_Instruction:_ Copy out the records precisely, omitting pictures.

Extracted records
◇ ◇ ◇
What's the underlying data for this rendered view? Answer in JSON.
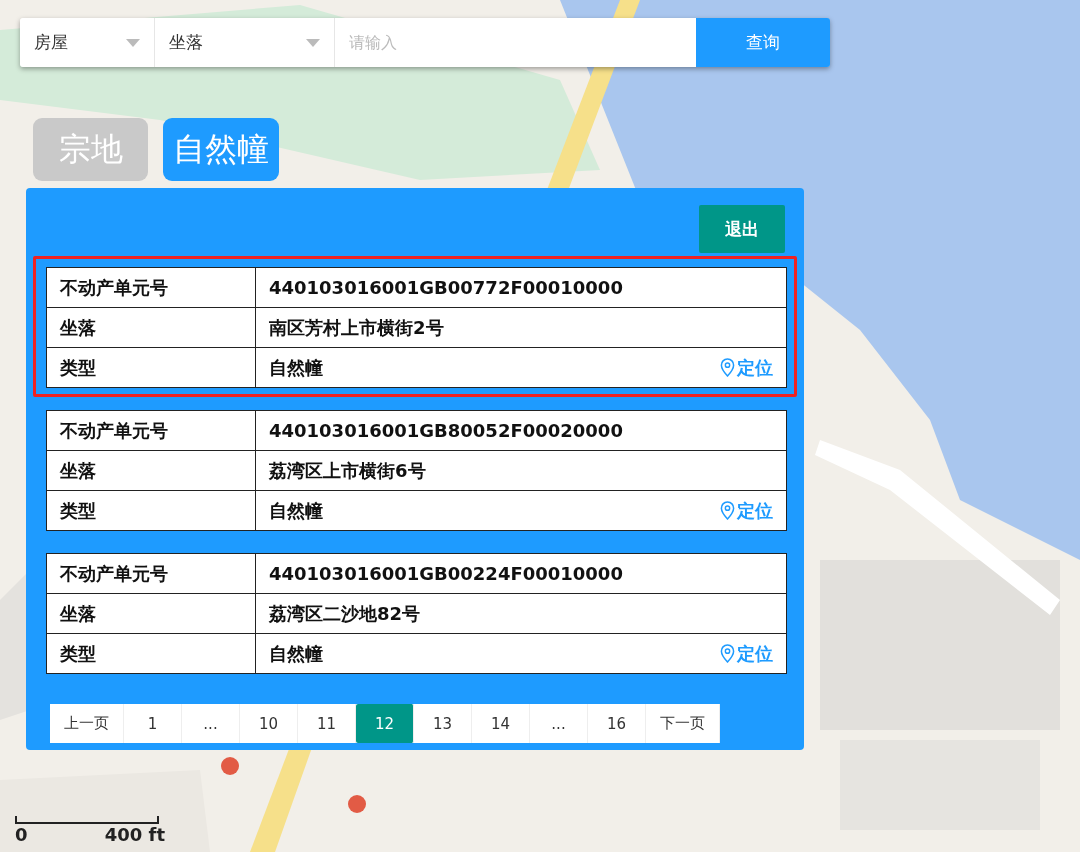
{
  "search": {
    "category": "房屋",
    "field": "坐落",
    "placeholder": "请输入",
    "button": "查询"
  },
  "tabs": [
    {
      "label": "宗地",
      "selected": false
    },
    {
      "label": "自然幢",
      "selected": true
    }
  ],
  "panel": {
    "exit_button": "退出",
    "records": [
      {
        "selected": true,
        "rows": [
          {
            "label": "不动产单元号",
            "value": "440103016001GB00772F00010000"
          },
          {
            "label": "坐落",
            "value": "南区芳村上市横街2号"
          },
          {
            "label": "类型",
            "value": "自然幢"
          }
        ],
        "locate": "定位"
      },
      {
        "selected": false,
        "rows": [
          {
            "label": "不动产单元号",
            "value": "440103016001GB80052F00020000"
          },
          {
            "label": "坐落",
            "value": "荔湾区上市横街6号"
          },
          {
            "label": "类型",
            "value": "自然幢"
          }
        ],
        "locate": "定位"
      },
      {
        "selected": false,
        "rows": [
          {
            "label": "不动产单元号",
            "value": "440103016001GB00224F00010000"
          },
          {
            "label": "坐落",
            "value": "荔湾区二沙地82号"
          },
          {
            "label": "类型",
            "value": "自然幢"
          }
        ],
        "locate": "定位"
      }
    ],
    "pagination": [
      {
        "label": "上一页",
        "selected": false
      },
      {
        "label": "1",
        "selected": false
      },
      {
        "label": "...",
        "selected": false
      },
      {
        "label": "10",
        "selected": false
      },
      {
        "label": "11",
        "selected": false
      },
      {
        "label": "12",
        "selected": true
      },
      {
        "label": "13",
        "selected": false
      },
      {
        "label": "14",
        "selected": false
      },
      {
        "label": "...",
        "selected": false
      },
      {
        "label": "16",
        "selected": false
      },
      {
        "label": "下一页",
        "selected": false
      }
    ]
  },
  "scale": {
    "start": "0",
    "end": "400 ft"
  }
}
◇ ◇ ◇
_Exercise solution:_
What's the underlying data for this rendered view? Answer in JSON.
{
  "search": {
    "category": "房屋",
    "field": "坐落",
    "placeholder": "请输入",
    "button": "查询"
  },
  "tabs": [
    {
      "label": "宗地",
      "selected": false
    },
    {
      "label": "自然幢",
      "selected": true
    }
  ],
  "panel": {
    "exit_button": "退出",
    "records": [
      {
        "selected": true,
        "rows": [
          {
            "label": "不动产单元号",
            "value": "440103016001GB00772F00010000"
          },
          {
            "label": "坐落",
            "value": "南区芳村上市横街2号"
          },
          {
            "label": "类型",
            "value": "自然幢"
          }
        ],
        "locate": "定位"
      },
      {
        "selected": false,
        "rows": [
          {
            "label": "不动产单元号",
            "value": "440103016001GB80052F00020000"
          },
          {
            "label": "坐落",
            "value": "荔湾区上市横街6号"
          },
          {
            "label": "类型",
            "value": "自然幢"
          }
        ],
        "locate": "定位"
      },
      {
        "selected": false,
        "rows": [
          {
            "label": "不动产单元号",
            "value": "440103016001GB00224F00010000"
          },
          {
            "label": "坐落",
            "value": "荔湾区二沙地82号"
          },
          {
            "label": "类型",
            "value": "自然幢"
          }
        ],
        "locate": "定位"
      }
    ],
    "pagination": [
      {
        "label": "上一页",
        "selected": false
      },
      {
        "label": "1",
        "selected": false
      },
      {
        "label": "...",
        "selected": false
      },
      {
        "label": "10",
        "selected": false
      },
      {
        "label": "11",
        "selected": false
      },
      {
        "label": "12",
        "selected": true
      },
      {
        "label": "13",
        "selected": false
      },
      {
        "label": "14",
        "selected": false
      },
      {
        "label": "...",
        "selected": false
      },
      {
        "label": "16",
        "selected": false
      },
      {
        "label": "下一页",
        "selected": false
      }
    ]
  },
  "scale": {
    "start": "0",
    "end": "400 ft"
  }
}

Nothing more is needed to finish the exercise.